_TASK SET_.
- a) Duplicate the part of the forum discussion on school starting age starting with "Caveat to everything" and going on through "Times article, sorry.".
- b) Pick up the forum discussion on school starting age after its last sentence and carry it on.

_EXTRACT TO READ_.
━━━━━━

TempsPerdu · 02/10/2024 10:03

Caveat to everything I wrote above is that I have a July birthday myself and absolutely thrived at school from the outset, so it isn't an given that summer born children will struggle! But that was back in the '80s/'90s, when the system generally was a bit gentler, less of a sausage factory, and children weren't as relentlessly judged and measured against each other.

5475878237NC · 02/10/2024 10:07

Fordian · 02/10/2024 10:01

Interestingly, I understand that Sweden, so often touted as a paragon of late-starting education, is moving to start formal education a year earlier, having slid down the PISA tables. I can't find the Times article, sorry.

As has been said, I think the word 'school' is misleading. Most later starting countries have highly structured play-based programmes in place in universally accessed pre-school/kindergartens, it's not just sandpits and scooters.

I also understand that Scotland's move towards a Scandinavian model of education with more 'exploration' and less 'learning' has seen a slide down the PISA rankings, too.

Play based learning is great as long as it is structured and directed. That takes time, money and expertise.

My understanding is that play based learning that is non directive but child led is the model used in Scandinavian countries. For instance a child will be playing with conkers and then the adult facilitates a game of counting the conkers as the children play. That isn't the same as "right everyone we're going outside to play with conkers now"....

LaerealSilverhand · 02/10/2024 10:26

NeverDropYourMooncup · 01/10/2024 20:09

The Law states that parents have a right to request, schools have the obligation to consider, but that parents do not have the right to have this happen.

Right, so a school that has a blanket policy of denying is potentially not following the applicable legislation. This is the kind of thing that a judicial review decides - whether public bodies are making decisions in a lawful manner or not.

━━━━━━

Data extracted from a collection
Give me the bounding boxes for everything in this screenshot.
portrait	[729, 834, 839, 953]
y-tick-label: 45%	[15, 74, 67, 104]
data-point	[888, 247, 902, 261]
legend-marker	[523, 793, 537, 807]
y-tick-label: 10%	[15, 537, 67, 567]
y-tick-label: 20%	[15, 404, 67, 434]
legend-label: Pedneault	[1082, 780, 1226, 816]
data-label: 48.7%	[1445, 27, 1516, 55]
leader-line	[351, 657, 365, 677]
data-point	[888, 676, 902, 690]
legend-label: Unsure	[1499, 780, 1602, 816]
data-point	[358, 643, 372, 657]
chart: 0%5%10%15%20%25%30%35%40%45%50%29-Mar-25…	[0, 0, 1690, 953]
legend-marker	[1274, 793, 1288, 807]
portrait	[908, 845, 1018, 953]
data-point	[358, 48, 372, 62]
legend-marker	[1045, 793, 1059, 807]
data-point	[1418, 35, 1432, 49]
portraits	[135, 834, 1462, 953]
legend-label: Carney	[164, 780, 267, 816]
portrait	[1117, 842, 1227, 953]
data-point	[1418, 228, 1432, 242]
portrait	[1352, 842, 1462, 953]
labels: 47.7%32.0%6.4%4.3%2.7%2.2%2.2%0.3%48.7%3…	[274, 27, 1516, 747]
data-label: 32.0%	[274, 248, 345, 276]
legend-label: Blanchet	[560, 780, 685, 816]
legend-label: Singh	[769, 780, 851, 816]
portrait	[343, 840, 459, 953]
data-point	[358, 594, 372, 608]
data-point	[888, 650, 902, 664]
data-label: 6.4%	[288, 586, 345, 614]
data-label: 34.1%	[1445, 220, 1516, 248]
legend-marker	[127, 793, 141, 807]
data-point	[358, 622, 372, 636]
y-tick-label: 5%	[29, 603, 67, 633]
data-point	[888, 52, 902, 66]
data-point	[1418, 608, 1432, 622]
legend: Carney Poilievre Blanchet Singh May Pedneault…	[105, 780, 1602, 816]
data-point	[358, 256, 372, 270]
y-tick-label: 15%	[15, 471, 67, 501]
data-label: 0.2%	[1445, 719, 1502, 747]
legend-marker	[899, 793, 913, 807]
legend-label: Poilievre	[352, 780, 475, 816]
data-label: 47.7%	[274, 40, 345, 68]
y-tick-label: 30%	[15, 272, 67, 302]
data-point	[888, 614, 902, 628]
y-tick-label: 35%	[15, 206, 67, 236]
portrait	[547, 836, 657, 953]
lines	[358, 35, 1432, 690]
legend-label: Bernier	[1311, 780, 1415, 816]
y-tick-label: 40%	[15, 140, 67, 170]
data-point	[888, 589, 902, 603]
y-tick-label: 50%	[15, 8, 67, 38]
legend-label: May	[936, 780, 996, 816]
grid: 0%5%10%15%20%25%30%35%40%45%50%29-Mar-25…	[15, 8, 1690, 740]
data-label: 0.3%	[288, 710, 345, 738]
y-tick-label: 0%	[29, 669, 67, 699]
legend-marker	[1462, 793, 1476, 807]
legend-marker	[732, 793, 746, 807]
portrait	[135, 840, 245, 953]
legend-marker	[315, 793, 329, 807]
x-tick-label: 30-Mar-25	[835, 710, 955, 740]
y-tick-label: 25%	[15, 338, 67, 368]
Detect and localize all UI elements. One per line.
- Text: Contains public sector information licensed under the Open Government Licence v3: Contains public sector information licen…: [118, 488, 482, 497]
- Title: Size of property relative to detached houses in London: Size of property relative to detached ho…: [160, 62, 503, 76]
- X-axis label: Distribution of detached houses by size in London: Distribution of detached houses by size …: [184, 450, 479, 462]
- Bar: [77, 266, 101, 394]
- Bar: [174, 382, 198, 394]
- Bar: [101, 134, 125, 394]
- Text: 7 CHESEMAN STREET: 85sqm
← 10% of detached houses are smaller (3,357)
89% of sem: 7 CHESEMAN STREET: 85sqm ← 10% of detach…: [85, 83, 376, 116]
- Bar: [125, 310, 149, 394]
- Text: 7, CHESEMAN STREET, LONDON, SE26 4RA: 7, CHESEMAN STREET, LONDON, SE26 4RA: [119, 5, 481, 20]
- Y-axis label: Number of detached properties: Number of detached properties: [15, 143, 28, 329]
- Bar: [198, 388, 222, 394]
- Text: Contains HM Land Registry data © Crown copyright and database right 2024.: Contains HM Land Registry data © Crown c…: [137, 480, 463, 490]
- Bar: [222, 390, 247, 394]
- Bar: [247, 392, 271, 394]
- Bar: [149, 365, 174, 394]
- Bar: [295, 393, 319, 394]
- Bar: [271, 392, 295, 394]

━━━━━━

_RESULTS FOR EACH TASK_.
- a)
Caveat to everything I wrote above is that I have a July birthday myself and absolutely thrived at school from the outset, so it isn't an given that summer born children will struggle! But that was back in the '80s/'90s, when the system generally was a bit gentler, less of a sausage factory, and children weren't as relentlessly judged and measured against each other.

5475878237NC · 02/10/2024 10:07

Fordian · 02/10/2024 10:01

Interestingly, I understand that Sweden, so often touted as a paragon of late-starting education, is moving to start formal education a year earlier, having slid down the PISA tables. I can't find the Times article, sorry.

- b)
SunriseMonsters · 02/10/2024 12:40

Right, so a school that has a blanket policy of denying is potentially not following the applicable legislation. This is the kind of thing that a judicial review decides - whether public bodies are making decisions in a lawful manner or not.

As far as I know, every LEA that has had such a blanket policy on this has been found to be acting unlawfully when taken to tribunal. This is why so many LEAs that used to be obstructive have now changed their policies and in most you now simply tick a box if you wish to defer.

It seems secondary Heads haven't yet caught up with legislation a decade old (!) but after a spate of tribunals again the same will happen I expect and they'll realise they have to comply with the law not make decisions based on their personal preferences/ prejudices. One would hope that this time it will happen faster because if they refer to the LEA for advice on the matter the LEA should already be aware that Heads cannot choose to refuse to admit children in the cohort they have been in throughout primary school, having dealt with deferred primary admissions for years now. Academies, being their own LEA, may take longer to get the message hammered home.

Again, all of this would be avoided if there was a robust regulator in the education sector ensuring all schools and Local Authorities comply with the law rather than leaving it to parents to force them to do so through tribunals, as with SEN provision.

Perhaps a judicial review on both of those would be helpful to prevent thousands of parents having to raise individual tribunal cases constantly to force schools/ LAs to act in a legally compliant manner. The education system is a shambles.

And no, to address PP's assertion that only people who are not academic/ failed at school hold this dim view of schools, that doesn't apply to me at all. I was a straight A student at GCSE and A level (no thanks to my many, almost all useless schools) and have a degree and professional qualification. But thanks for implying I'm not intelligent because I have experienced how appallingly schools behave. It's precisely because I value education that I've had conflict with the school system^^ because I would like my children to actually be able to have the support at school for their disabilities to which they are legally entitled so that they can reach their academic potential, and not end up with trashed mental health in the process.